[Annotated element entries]
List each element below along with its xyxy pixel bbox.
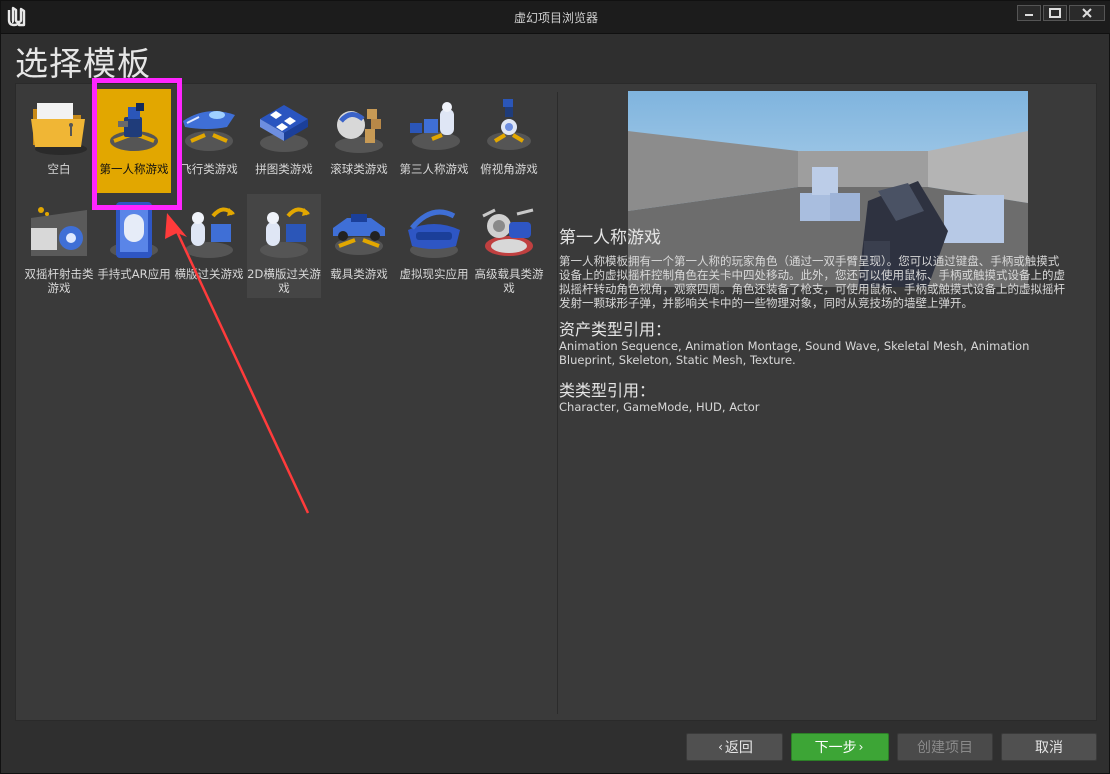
selection-highlight-box	[92, 78, 182, 210]
template-tile-top-down[interactable]: 俯视角游戏	[472, 89, 546, 193]
template-label: 手持式AR应用	[97, 267, 171, 281]
maximize-button[interactable]	[1043, 5, 1067, 21]
template-label: 虚拟现实应用	[399, 267, 469, 281]
template-tile-third-person[interactable]: 第三人称游戏	[397, 89, 471, 193]
next-button-label: 下一步	[814, 740, 857, 756]
title-bar[interactable]: 虚幻项目浏览器	[1, 1, 1110, 34]
window-title: 虚幻项目浏览器	[513, 11, 598, 25]
template-description: 第一人称模板拥有一个第一人称的玩家角色（通过一双手臂呈现）。您可以通过键盘、手柄…	[559, 254, 1065, 310]
template-label: 载具类游戏	[330, 267, 388, 281]
cancel-button-label: 取消	[1035, 740, 1063, 756]
class-types-list: Character, GameMode, HUD, Actor	[559, 400, 760, 414]
template-label: 双摇杆射击类游戏	[24, 267, 94, 295]
template-label: 滚球类游戏	[330, 162, 388, 176]
template-label: 第三人称游戏	[399, 162, 469, 176]
class-types-heading: 类类型引用：	[559, 381, 656, 400]
back-button[interactable]: ‹ 返回	[686, 733, 783, 761]
template-label: 空白	[47, 162, 71, 176]
minimize-icon	[1025, 14, 1033, 16]
template-label: 拼图类游戏	[255, 162, 313, 176]
asset-types-heading: 资产类型引用：	[559, 320, 672, 339]
template-tile-flying[interactable]: 飞行类游戏	[172, 89, 246, 193]
chevron-left-icon: ‹	[718, 740, 723, 754]
folder-icon	[31, 103, 87, 155]
template-tile-vr[interactable]: 虚拟现实应用	[397, 194, 471, 298]
template-tile-vehicle[interactable]: 载具类游戏	[322, 194, 396, 298]
spaceship-icon	[183, 111, 235, 151]
third-person-icon	[410, 102, 460, 150]
template-label: 飞行类游戏	[180, 162, 238, 176]
rolling-ball-icon	[335, 109, 383, 153]
template-tile-puzzle[interactable]: 拼图类游戏	[247, 89, 321, 193]
create-button-label: 创建项目	[917, 740, 973, 756]
close-button[interactable]	[1069, 5, 1105, 21]
template-label: 俯视角游戏	[480, 162, 538, 176]
create-project-button[interactable]: 创建项目	[897, 733, 993, 761]
vehicle-icon	[333, 214, 385, 255]
puzzle-icon	[260, 105, 308, 152]
panel-divider	[557, 92, 558, 714]
asset-types-list: Animation Sequence, Animation Montage, S…	[559, 339, 1030, 367]
side-scroller-icon	[185, 207, 235, 258]
maximize-icon	[1049, 8, 1061, 18]
template-tile-rolling[interactable]: 滚球类游戏	[322, 89, 396, 193]
cancel-button[interactable]: 取消	[1001, 733, 1097, 761]
template-tile-twin-stick[interactable]: 双摇杆射击类游戏	[22, 194, 96, 298]
back-button-label: 返回	[724, 740, 753, 756]
top-down-icon	[487, 99, 531, 150]
close-icon	[1082, 8, 1092, 18]
window-controls	[1017, 5, 1105, 21]
next-button[interactable]: 下一步 ›	[791, 733, 889, 761]
template-tile-advanced-vehicle[interactable]: 高级载具类游戏	[472, 194, 546, 298]
chevron-right-icon: ›	[858, 740, 864, 754]
template-tile-side-scroller[interactable]: 横版过关游戏	[172, 194, 246, 298]
template-tile-2d-side-scroller[interactable]: 2D横版过关游戏	[247, 194, 321, 298]
minimize-button[interactable]	[1017, 5, 1041, 21]
2d-side-scroller-icon	[260, 207, 310, 258]
template-label: 横版过关游戏	[174, 267, 244, 281]
template-details-title: 第一人称游戏	[559, 228, 661, 248]
advanced-vehicle-icon	[482, 208, 534, 256]
project-browser-window: 虚幻项目浏览器 选择模板 空白 第一人称游戏 飞行类游戏 拼图类游戏 滚球类游戏…	[0, 0, 1110, 774]
template-tile-blank[interactable]: 空白	[22, 89, 96, 193]
twin-stick-shooter-icon	[31, 207, 87, 256]
template-label: 高级载具类游戏	[474, 267, 544, 295]
template-label: 2D横版过关游戏	[247, 267, 321, 295]
vr-headset-icon	[408, 209, 460, 258]
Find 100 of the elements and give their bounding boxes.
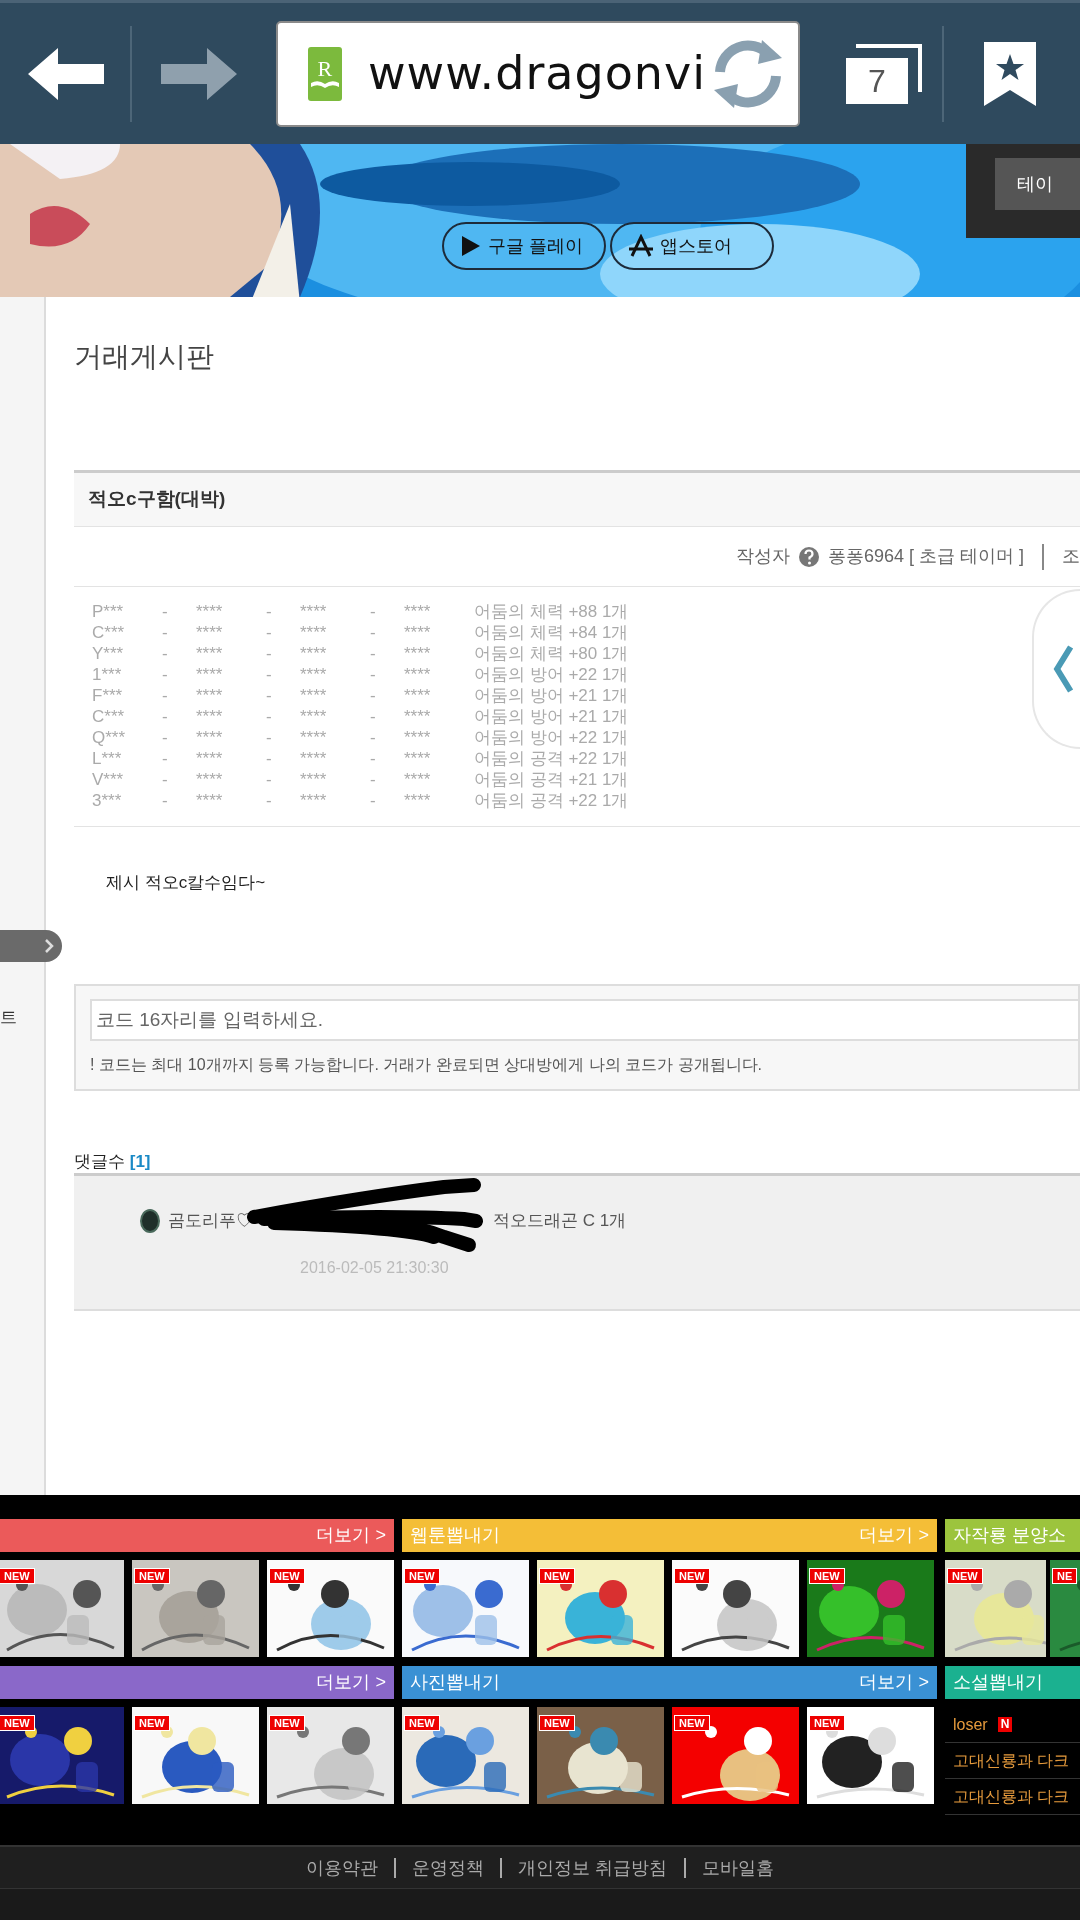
code-cell-text: F*** (92, 685, 124, 706)
footer-link[interactable]: 모바일홈 (683, 1857, 790, 1878)
code-cell-text: 어둠의 공격 +22 1개 (474, 748, 630, 769)
tabs-button[interactable]: 7 (842, 41, 922, 106)
code-cell-text: - (370, 664, 377, 685)
new-badge: NEW (809, 1715, 845, 1731)
thumbnail[interactable]: NEW (945, 1560, 1046, 1657)
code-cell-text: - (162, 622, 169, 643)
comment-text: 적오드래곤 C 1개 (493, 1210, 627, 1232)
more-link[interactable]: 더보기 > (316, 1669, 386, 1696)
section-title: 자작룡 분양소 (953, 1524, 1066, 1547)
code-cell-text: - (370, 748, 377, 769)
section-title: 소설뽑내기 (953, 1671, 1043, 1694)
code-cell-text: **** (196, 643, 224, 664)
code-cell-text: **** (404, 769, 432, 790)
code-input-field[interactable]: 코드 16자리를 입력하세요. (90, 999, 1078, 1041)
code-cell-text: **** (404, 685, 432, 706)
code-cell-text: - (266, 685, 273, 706)
panel-button[interactable]: 테이 (995, 158, 1080, 210)
app-store-button[interactable]: 앱스토어 (610, 222, 774, 270)
code-cell-text: 어둠의 체력 +84 1개 (474, 622, 630, 643)
new-badge: NEW (0, 1715, 35, 1731)
novel-link[interactable]: loser (953, 1712, 988, 1737)
code-cell-text: **** (196, 664, 224, 685)
code-cell-text: - (162, 664, 169, 685)
new-badge: NEW (674, 1715, 710, 1731)
footer-link[interactable]: 이용약관 (290, 1857, 395, 1878)
new-badge: NEW (134, 1568, 170, 1584)
new-badge: NEW (674, 1568, 710, 1584)
code-cell-text: **** (196, 601, 224, 622)
thumbnail[interactable]: NEW (807, 1707, 934, 1804)
code-cell-text: P*** (92, 601, 125, 622)
code-cell-text: C*** (92, 622, 126, 643)
code-cell-text: - (266, 643, 273, 664)
thumbnail[interactable]: NEW (672, 1707, 799, 1804)
thumbnail[interactable]: NEW (267, 1707, 394, 1804)
code-cell-text: **** (196, 622, 224, 643)
code-cell-text: **** (300, 622, 328, 643)
thumbnail[interactable]: NE (1050, 1560, 1080, 1657)
code-cell-text: 어둠의 방어 +21 1개 (474, 706, 630, 727)
footer-link[interactable]: 운영정책 (394, 1857, 501, 1878)
new-badge: NEW (134, 1715, 170, 1731)
code-cell-text: **** (300, 643, 328, 664)
code-cell-text: - (266, 727, 273, 748)
code-cell-text: - (266, 769, 273, 790)
thumbnail[interactable]: NEW (132, 1560, 259, 1657)
new-badge: NEW (269, 1568, 305, 1584)
code-cell-text: **** (300, 706, 328, 727)
thumbnail[interactable]: NEW (132, 1707, 259, 1804)
code-cell-text: 어둠의 방어 +21 1개 (474, 685, 630, 706)
new-badge: NEW (0, 1568, 35, 1584)
code-cell-text: **** (404, 664, 432, 685)
code-cell-text: - (370, 601, 377, 622)
section-title: 사진뽑내기 (410, 1671, 500, 1694)
code-cell-text: **** (300, 685, 328, 706)
code-cell-text: - (266, 622, 273, 643)
thumbnail[interactable]: NEW (0, 1560, 124, 1657)
thumbnail[interactable]: NEW (267, 1560, 394, 1657)
code-cell-text: 어둠의 방어 +22 1개 (474, 727, 630, 748)
code-cell-text: 어둠의 방어 +22 1개 (474, 664, 630, 685)
code-cell-text: **** (404, 601, 432, 622)
code-cell-text: **** (404, 727, 432, 748)
new-badge: NEW (404, 1715, 440, 1731)
thumbnail[interactable]: NEW (0, 1707, 124, 1804)
code-cell-text: **** (300, 769, 328, 790)
play-store-button[interactable]: 구글 플레이 (442, 222, 606, 270)
more-link[interactable]: 더보기 > (859, 1669, 929, 1696)
code-cell-text: - (266, 664, 273, 685)
novel-link[interactable]: 고대신룡과 다크 (953, 1748, 1070, 1773)
code-cell-text: - (370, 706, 377, 727)
sidebar-label[interactable]: 트 (0, 1005, 17, 1031)
post-title: 적오c구함(대박) (74, 470, 1080, 527)
thumbnail[interactable]: NEW (807, 1560, 934, 1657)
code-cell-text: - (162, 706, 169, 727)
code-cell-text: 3*** (92, 790, 123, 811)
thumbnail[interactable]: NEW (537, 1707, 664, 1804)
code-cell-text: **** (196, 748, 224, 769)
code-cell-text: - (370, 622, 377, 643)
address-bar[interactable]: R www.dragonvi (276, 20, 800, 127)
code-cell-text: **** (300, 748, 328, 769)
code-cell-text: 1*** (92, 664, 123, 685)
code-cell-text: **** (300, 727, 328, 748)
footer-link[interactable]: 개인정보 취급방침 (500, 1857, 684, 1878)
thumbnail[interactable]: NEW (672, 1560, 799, 1657)
more-link[interactable]: 더보기 > (316, 1522, 386, 1549)
code-cell-text: - (162, 748, 169, 769)
board-title: 거래게시판 (74, 340, 215, 374)
code-cell-text: 어둠의 체력 +88 1개 (474, 601, 630, 622)
thumbnail[interactable]: NEW (537, 1560, 664, 1657)
thumbnail[interactable]: NEW (402, 1560, 529, 1657)
novel-link[interactable]: 고대신룡과 다크 (953, 1784, 1070, 1809)
comment-author: 곰도리푸♡ (168, 1210, 253, 1232)
section-title: 웹툰뽑내기 (410, 1524, 500, 1547)
code-notice: ! 코드는 최대 10개까지 등록 가능합니다. 거래가 완료되면 상대방에게 나의 코드가 공개됩니다. (90, 1055, 764, 1075)
code-cell-text: Y*** (92, 643, 125, 664)
code-cell-text: C*** (92, 706, 126, 727)
tab-count: 7 (846, 57, 908, 104)
code-cell-text: - (162, 601, 169, 622)
author-name[interactable]: 퐁퐁6964 [ 초급 테이머 ] (827, 543, 1024, 570)
thumbnail[interactable]: NEW (402, 1707, 529, 1804)
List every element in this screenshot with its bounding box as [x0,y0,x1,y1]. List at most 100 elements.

- **Exercise**: Retype every line exactly, from the line containing "78, 182, 210]" down to the line containing "92, 558, 714]", with both of those lines included.

- **Exercise solution**:
selection-highlight-box	[92, 78, 182, 210]
template-tile-top-down[interactable]: 俯视角游戏	[472, 89, 546, 193]
template-label: 手持式AR应用	[97, 267, 171, 281]
maximize-button[interactable]	[1043, 5, 1067, 21]
template-label: 虚拟现实应用	[399, 267, 469, 281]
template-tile-third-person[interactable]: 第三人称游戏	[397, 89, 471, 193]
next-button-label: 下一步	[814, 740, 857, 756]
title-bar[interactable]: 虚幻项目浏览器	[1, 1, 1110, 34]
window-title: 虚幻项目浏览器	[513, 11, 598, 25]
template-description: 第一人称模板拥有一个第一人称的玩家角色（通过一双手臂呈现）。您可以通过键盘、手柄…	[559, 254, 1065, 310]
template-label: 载具类游戏	[330, 267, 388, 281]
cancel-button-label: 取消	[1035, 740, 1063, 756]
class-types-list: Character, GameMode, HUD, Actor	[559, 400, 760, 414]
template-label: 双摇杆射击类游戏	[24, 267, 94, 295]
template-label: 滚球类游戏	[330, 162, 388, 176]
template-label: 第三人称游戏	[399, 162, 469, 176]
class-types-heading: 类类型引用：	[559, 381, 656, 400]
back-button[interactable]: ‹ 返回	[686, 733, 783, 761]
template-label: 空白	[47, 162, 71, 176]
minimize-icon	[1025, 14, 1033, 16]
template-label: 拼图类游戏	[255, 162, 313, 176]
asset-types-heading: 资产类型引用：	[559, 320, 672, 339]
template-tile-flying[interactable]: 飞行类游戏	[172, 89, 246, 193]
chevron-left-icon: ‹	[718, 740, 723, 754]
folder-icon	[31, 103, 87, 155]
template-tile-vr[interactable]: 虚拟现实应用	[397, 194, 471, 298]
template-tile-vehicle[interactable]: 载具类游戏	[322, 194, 396, 298]
spaceship-icon	[183, 111, 235, 151]
third-person-icon	[410, 102, 460, 150]
template-label: 飞行类游戏	[180, 162, 238, 176]
rolling-ball-icon	[335, 109, 383, 153]
template-tile-puzzle[interactable]: 拼图类游戏	[247, 89, 321, 193]
create-button-label: 创建项目	[917, 740, 973, 756]
close-button[interactable]	[1069, 5, 1105, 21]
template-label: 俯视角游戏	[480, 162, 538, 176]
create-project-button[interactable]: 创建项目	[897, 733, 993, 761]
vehicle-icon	[333, 214, 385, 255]
puzzle-icon	[260, 105, 308, 152]
panel-divider	[557, 92, 558, 714]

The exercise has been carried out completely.